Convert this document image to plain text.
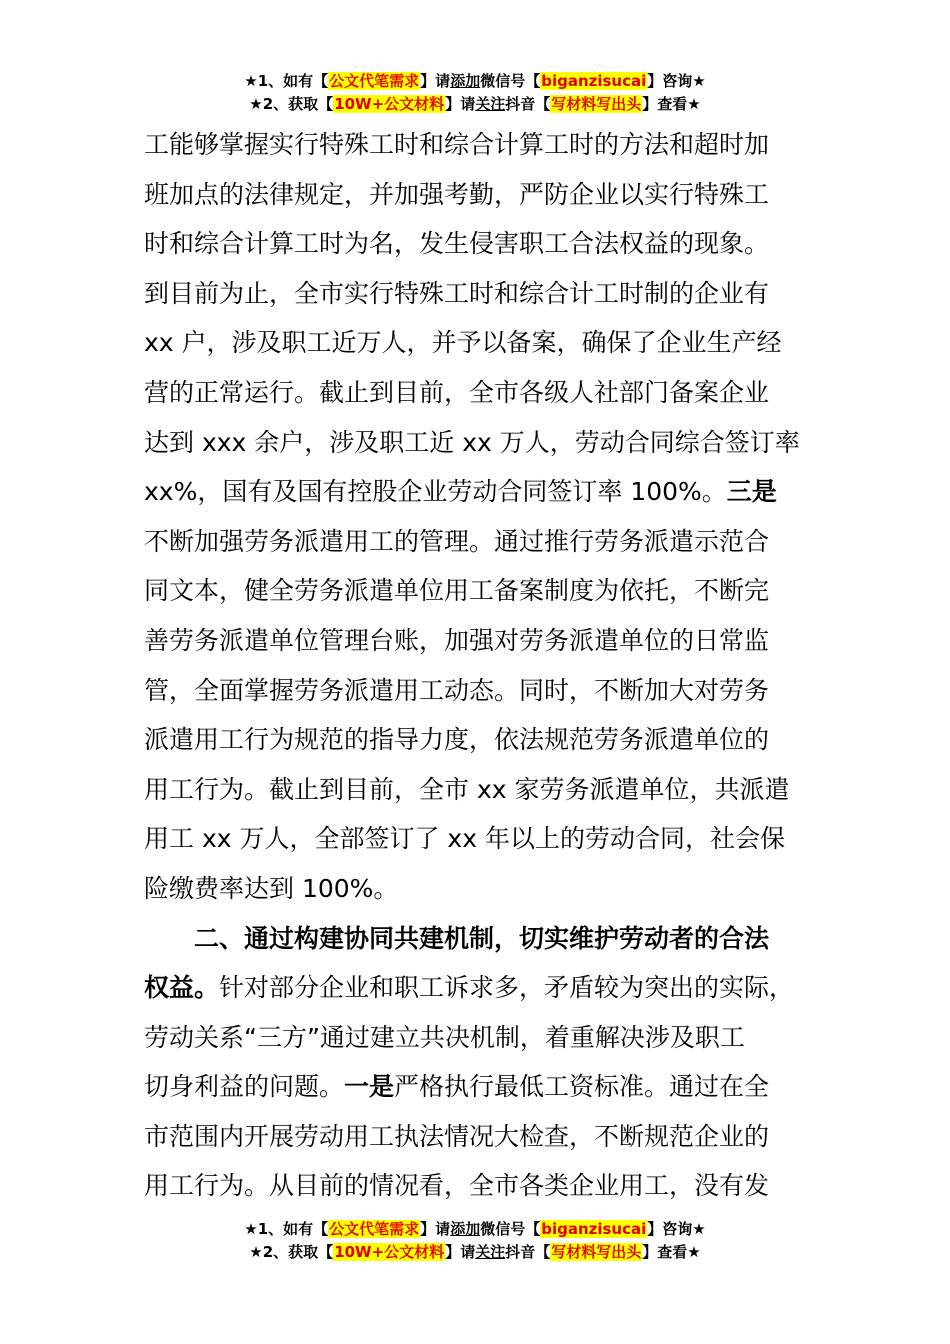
★1、如有【公文代笔需求】请添加微信号【biganzisucai】咨询★
★2、获取【10W+公文材料】请关注抖音【写材料写出头】查看★
工能够掌握实行特殊工时和综合计算工时的方法和超时加
班加点的法律规定，并加强考勤，严防企业以实行特殊工
时和综合计算工时为名，发生侵害职工合法权益的现象。
到目前为止，全市实行特殊工时和综合计工时制的企业有
xx 户，涉及职工近万人，并予以备案，确保了企业生产经
营的正常运行。截止到目前，全市各级人社部门备案企业
达到 xxx 余户，涉及职工近 xx 万人，劳动合同综合签订率
xx%，国有及国有控股企业劳动合同签订率 100%。三是
不断加强劳务派遣用工的管理。通过推行劳务派遣示范合
同文本，健全劳务派遣单位用工备案制度为依托，不断完
善劳务派遣单位管理台账，加强对劳务派遣单位的日常监
管，全面掌握劳务派遣用工动态。同时，不断加大对劳务
派遣用工行为规范的指导力度，依法规范劳务派遣单位的
用工行为。截止到目前，全市 xx 家劳务派遣单位，共派遣
用工 xx 万人，全部签订了 xx 年以上的劳动合同，社会保
险缴费率达到 100%。
二、通过构建协同共建机制，切实维护劳动者的合法
权益。针对部分企业和职工诉求多，矛盾较为突出的实际，
劳动关系“三方”通过建立共决机制，着重解决涉及职工
切身利益的问题。一是严格执行最低工资标准。通过在全
市范围内开展劳动用工执法情况大检查，不断规范企业的
用工行为。从目前的情况看，全市各类企业用工，没有发
★1、如有【公文代笔需求】请添加微信号【biganzisucai】咨询★
★2、获取【10W+公文材料】请关注抖音【写材料写出头】查看★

**What is expected**:
Set every line down exactly as written, leaving each picture out.

**Task answer**:
Convert this document image to plain text.
★1、如有【公文代笔需求】请添加微信号【biganzisucai】咨询★
★2、获取【10W+公文材料】请关注抖音【写材料写出头】查看★
工能够掌握实行特殊工时和综合计算工时的方法和超时加
班加点的法律规定，并加强考勤，严防企业以实行特殊工
时和综合计算工时为名，发生侵害职工合法权益的现象。
到目前为止，全市实行特殊工时和综合计工时制的企业有
xx 户，涉及职工近万人，并予以备案，确保了企业生产经
营的正常运行。截止到目前，全市各级人社部门备案企业
达到 xxx 余户，涉及职工近 xx 万人，劳动合同综合签订率
xx%，国有及国有控股企业劳动合同签订率 100%。三是
不断加强劳务派遣用工的管理。通过推行劳务派遣示范合
同文本，健全劳务派遣单位用工备案制度为依托，不断完
善劳务派遣单位管理台账，加强对劳务派遣单位的日常监
管，全面掌握劳务派遣用工动态。同时，不断加大对劳务
派遣用工行为规范的指导力度，依法规范劳务派遣单位的
用工行为。截止到目前，全市 xx 家劳务派遣单位，共派遣
用工 xx 万人，全部签订了 xx 年以上的劳动合同，社会保
险缴费率达到 100%。
二、通过构建协同共建机制，切实维护劳动者的合法
权益。针对部分企业和职工诉求多，矛盾较为突出的实际，
劳动关系“三方”通过建立共决机制，着重解决涉及职工
切身利益的问题。一是严格执行最低工资标准。通过在全
市范围内开展劳动用工执法情况大检查，不断规范企业的
用工行为。从目前的情况看，全市各类企业用工，没有发
★1、如有【公文代笔需求】请添加微信号【biganzisucai】咨询★
★2、获取【10W+公文材料】请关注抖音【写材料写出头】查看★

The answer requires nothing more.